REQUIRED ACTION: Could you reproduce the archbishop's remarks from "Most Rev. Charles" to "in Lagos, Nigeria.", swapping every "Catholics" for "churchgoers"?

TEXT BLOCK:

=====

Most Rev. Charles Gabriel Palmer- Buckle, Archbishop of the Catholic Archdiocese of Cape Coast, Ghana has expressed concerns over Catholics watching Mass on TV rather than attending Mass in person. He made this observation recently while making a presentation on his paper entitled, “My aide memoire: Address to the CEPACS participants in Lagos Nigeria,” at the Pan-African Episcopal Committee for Social Communications conference held recently in Lagos, Nigeria.
Archbishop Palmer- Buckle said, despite lifting the dispensation from the Sunday Mass obligation after the COVID-19 pandemic eased years ago, some Catholics still remained clued to their televisions watching Mass on Sundays, instead of returning to the Church. The prelate bemoaned the negative effects technology is having on the traditional culture of Catholics going to Church.
He regretted, “Unfortunately, my dear brothers and sisters, now that we seem to have a handle on the virus and how to handle it, our parishioners seem to have been infected by another “deadly” virus, namely the media infection and so prefer to stay at home on Sundays etc., watching the TV etc., instead of coming physically to Church and meeting with the fellow believers. The youth are the most infected by this media virus and you know better than me the challenges the media and the digital world is posing the Church’s mission of evangelisation and the work of human development.”

=====

DATA EXTRACTS:
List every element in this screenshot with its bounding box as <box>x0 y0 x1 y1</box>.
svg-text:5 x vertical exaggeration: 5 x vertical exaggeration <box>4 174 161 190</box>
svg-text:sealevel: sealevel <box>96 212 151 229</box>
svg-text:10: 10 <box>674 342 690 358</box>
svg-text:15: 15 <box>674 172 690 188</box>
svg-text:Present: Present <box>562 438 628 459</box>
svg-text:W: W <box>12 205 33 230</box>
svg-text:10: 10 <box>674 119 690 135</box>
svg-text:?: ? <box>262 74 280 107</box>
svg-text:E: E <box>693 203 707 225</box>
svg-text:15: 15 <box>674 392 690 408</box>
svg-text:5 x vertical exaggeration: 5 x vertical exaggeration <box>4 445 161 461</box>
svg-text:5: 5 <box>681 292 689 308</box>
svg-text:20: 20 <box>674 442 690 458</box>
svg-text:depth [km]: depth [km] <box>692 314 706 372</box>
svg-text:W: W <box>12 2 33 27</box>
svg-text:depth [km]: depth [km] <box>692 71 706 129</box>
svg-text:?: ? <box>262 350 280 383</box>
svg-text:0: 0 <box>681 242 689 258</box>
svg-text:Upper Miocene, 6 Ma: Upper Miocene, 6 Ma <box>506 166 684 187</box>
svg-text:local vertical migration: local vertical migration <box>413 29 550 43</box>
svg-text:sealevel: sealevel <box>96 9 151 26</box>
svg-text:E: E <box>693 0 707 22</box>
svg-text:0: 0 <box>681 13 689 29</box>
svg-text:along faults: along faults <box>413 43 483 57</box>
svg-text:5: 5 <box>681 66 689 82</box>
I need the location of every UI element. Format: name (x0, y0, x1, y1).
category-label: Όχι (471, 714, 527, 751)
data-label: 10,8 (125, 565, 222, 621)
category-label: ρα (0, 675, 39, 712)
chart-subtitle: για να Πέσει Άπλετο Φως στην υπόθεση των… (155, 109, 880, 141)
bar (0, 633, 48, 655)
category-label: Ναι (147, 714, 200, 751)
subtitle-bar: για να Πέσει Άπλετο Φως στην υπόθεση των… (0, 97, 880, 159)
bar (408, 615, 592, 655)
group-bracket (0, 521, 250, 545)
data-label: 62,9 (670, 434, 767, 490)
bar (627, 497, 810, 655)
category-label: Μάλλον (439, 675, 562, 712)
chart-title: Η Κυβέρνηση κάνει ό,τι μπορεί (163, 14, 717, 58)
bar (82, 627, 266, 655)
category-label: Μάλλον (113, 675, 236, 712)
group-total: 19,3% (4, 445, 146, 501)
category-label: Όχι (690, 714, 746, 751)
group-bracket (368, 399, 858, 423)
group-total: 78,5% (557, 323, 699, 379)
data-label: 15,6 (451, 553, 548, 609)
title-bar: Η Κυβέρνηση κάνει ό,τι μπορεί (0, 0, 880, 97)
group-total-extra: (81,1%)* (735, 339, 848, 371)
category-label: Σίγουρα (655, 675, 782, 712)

=====

RESPONSE AREA:
Most Rev. Charles Gabriel Palmer- Buckle, Archbishop of the Catholic Archdiocese of Cape Coast, Ghana has expressed concerns over churchgoers watching Mass on TV rather than attending Mass in person. He made this observation recently while making a presentation on his paper entitled, “My aide memoire: Address to the CEPACS participants in Lagos Nigeria,” at the Pan-African Episcopal Committee for Social Communications conference held recently in Lagos, Nigeria.